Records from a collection

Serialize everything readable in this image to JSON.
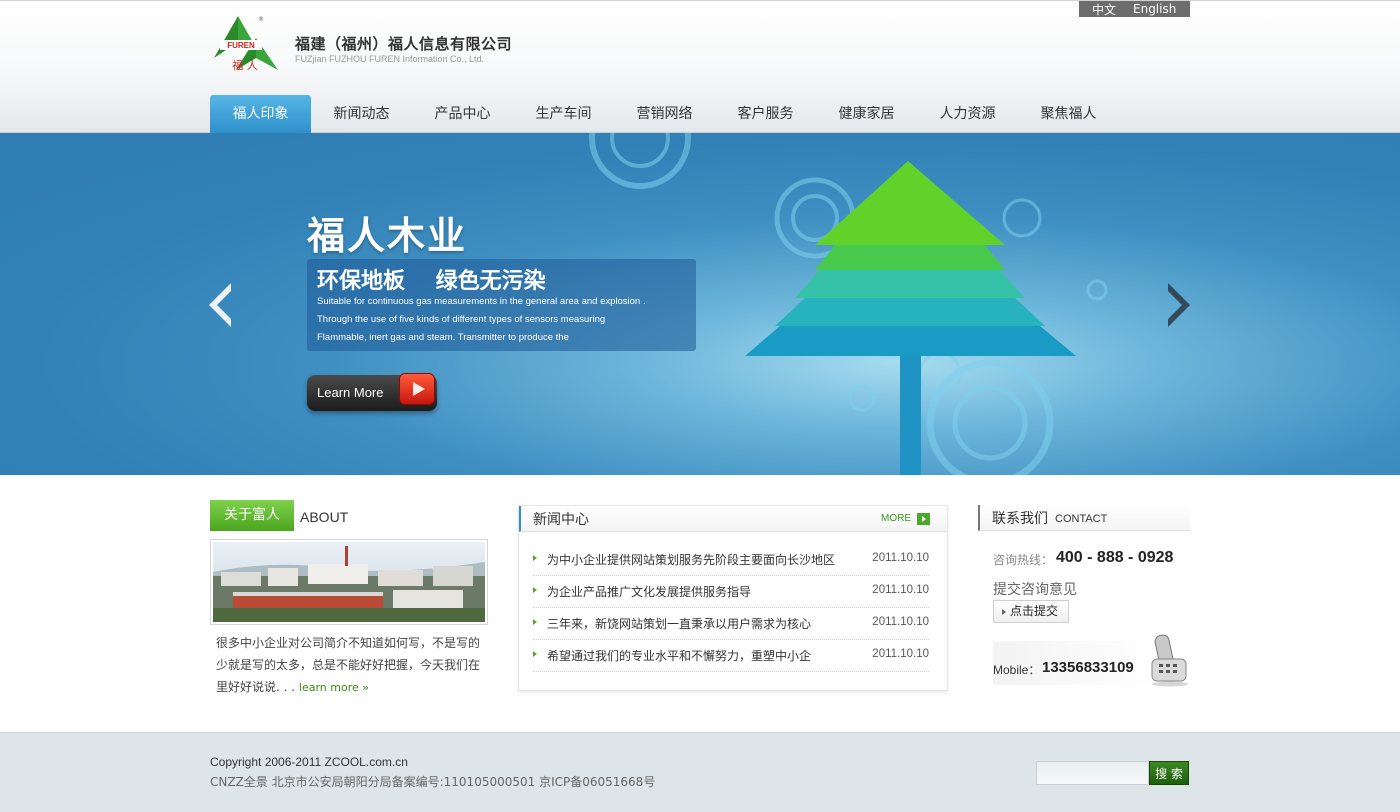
{
  "header": {
    "lang_zh": "中文",
    "lang_en": "English",
    "company_cn": "福建（福州）福人信息有限公司",
    "company_en": "FUZjian FUZHOU FUREN Information Co., Ltd.",
    "logo_text": "FUREN",
    "logo_cn": "福 人",
    "logo_mark": "®"
  },
  "nav": {
    "items": [
      {
        "label": "福人印象",
        "active": true
      },
      {
        "label": "新闻动态"
      },
      {
        "label": "产品中心"
      },
      {
        "label": "生产车间"
      },
      {
        "label": "营销网络"
      },
      {
        "label": "客户服务"
      },
      {
        "label": "健康家居"
      },
      {
        "label": "人力资源"
      },
      {
        "label": "聚焦福人"
      }
    ]
  },
  "banner": {
    "title": "福人木业",
    "subtitle": "环保地板    绿色无污染",
    "desc_lines": [
      "Suitable for continuous gas measurements in the general area and explosion .",
      "Through the use of five kinds of different types of sensors measuring",
      "Flammable, inert gas and steam. Transmitter to produce the"
    ],
    "learn_more": "Learn More"
  },
  "about": {
    "tab": "关于富人",
    "en": "ABOUT",
    "text": "很多中小企业对公司简介不知道如何写，不是写的少就是写的太多，总是不能好好把握，今天我们在里好好说说. . . ",
    "more": "learn more »"
  },
  "news": {
    "title": "新闻中心",
    "more": "MORE",
    "items": [
      {
        "title": "为中小企业提供网站策划服务先阶段主要面向长沙地区",
        "date": "2011.10.10"
      },
      {
        "title": "为企业产品推广文化发展提供服务指导",
        "date": "2011.10.10"
      },
      {
        "title": "三年来，新饶网站策划一直秉承以用户需求为核心",
        "date": "2011.10.10"
      },
      {
        "title": "希望通过我们的专业水平和不懈努力，重塑中小企",
        "date": "2011.10.10"
      }
    ]
  },
  "contact": {
    "title": "联系我们",
    "en": "CONTACT",
    "hotline_label": "咨询热线：",
    "hotline_value": "400 - 888 - 0928",
    "consult_label": "提交咨询意见",
    "submit": "点击提交",
    "mobile_label": "Mobile：",
    "mobile_value": "13356833109"
  },
  "footer": {
    "copyright": "Copyright 2006-2011 ZCOOL.com.cn",
    "icp": "CNZZ全景 北京市公安局朝阳分局备案编号:110105000501  京ICP备06051668号",
    "search_placeholder": "",
    "search_button": "搜 索"
  },
  "colors": {
    "nav_active": "#2f8fca",
    "accent_green": "#4ba51f",
    "banner_blue": "#3180b6"
  }
}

» Given exercise
Transcribe all of the entries word for word, but skip any pictures they contain.

» Exercise response
Serialize everything readable in this image to JSON.
{
  "header": {
    "lang_zh": "中文",
    "lang_en": "English",
    "company_cn": "福建（福州）福人信息有限公司",
    "company_en": "FUZjian FUZHOU FUREN Information Co., Ltd.",
    "logo_text": "FUREN",
    "logo_cn": "福 人",
    "logo_mark": "®"
  },
  "nav": {
    "items": [
      {
        "label": "福人印象",
        "active": true
      },
      {
        "label": "新闻动态"
      },
      {
        "label": "产品中心"
      },
      {
        "label": "生产车间"
      },
      {
        "label": "营销网络"
      },
      {
        "label": "客户服务"
      },
      {
        "label": "健康家居"
      },
      {
        "label": "人力资源"
      },
      {
        "label": "聚焦福人"
      }
    ]
  },
  "banner": {
    "title": "福人木业",
    "subtitle": "环保地板    绿色无污染",
    "desc_lines": [
      "Suitable for continuous gas measurements in the general area and explosion .",
      "Through the use of five kinds of different types of sensors measuring",
      "Flammable, inert gas and steam. Transmitter to produce the"
    ],
    "learn_more": "Learn More"
  },
  "about": {
    "tab": "关于富人",
    "en": "ABOUT",
    "text": "很多中小企业对公司简介不知道如何写，不是写的少就是写的太多，总是不能好好把握，今天我们在里好好说说. . . ",
    "more": "learn more »"
  },
  "news": {
    "title": "新闻中心",
    "more": "MORE",
    "items": [
      {
        "title": "为中小企业提供网站策划服务先阶段主要面向长沙地区",
        "date": "2011.10.10"
      },
      {
        "title": "为企业产品推广文化发展提供服务指导",
        "date": "2011.10.10"
      },
      {
        "title": "三年来，新饶网站策划一直秉承以用户需求为核心",
        "date": "2011.10.10"
      },
      {
        "title": "希望通过我们的专业水平和不懈努力，重塑中小企",
        "date": "2011.10.10"
      }
    ]
  },
  "contact": {
    "title": "联系我们",
    "en": "CONTACT",
    "hotline_label": "咨询热线：",
    "hotline_value": "400 - 888 - 0928",
    "consult_label": "提交咨询意见",
    "submit": "点击提交",
    "mobile_label": "Mobile：",
    "mobile_value": "13356833109"
  },
  "footer": {
    "copyright": "Copyright 2006-2011 ZCOOL.com.cn",
    "icp": "CNZZ全景 北京市公安局朝阳分局备案编号:110105000501  京ICP备06051668号",
    "search_placeholder": "",
    "search_button": "搜 索"
  },
  "colors": {
    "nav_active": "#2f8fca",
    "accent_green": "#4ba51f",
    "banner_blue": "#3180b6"
  }
}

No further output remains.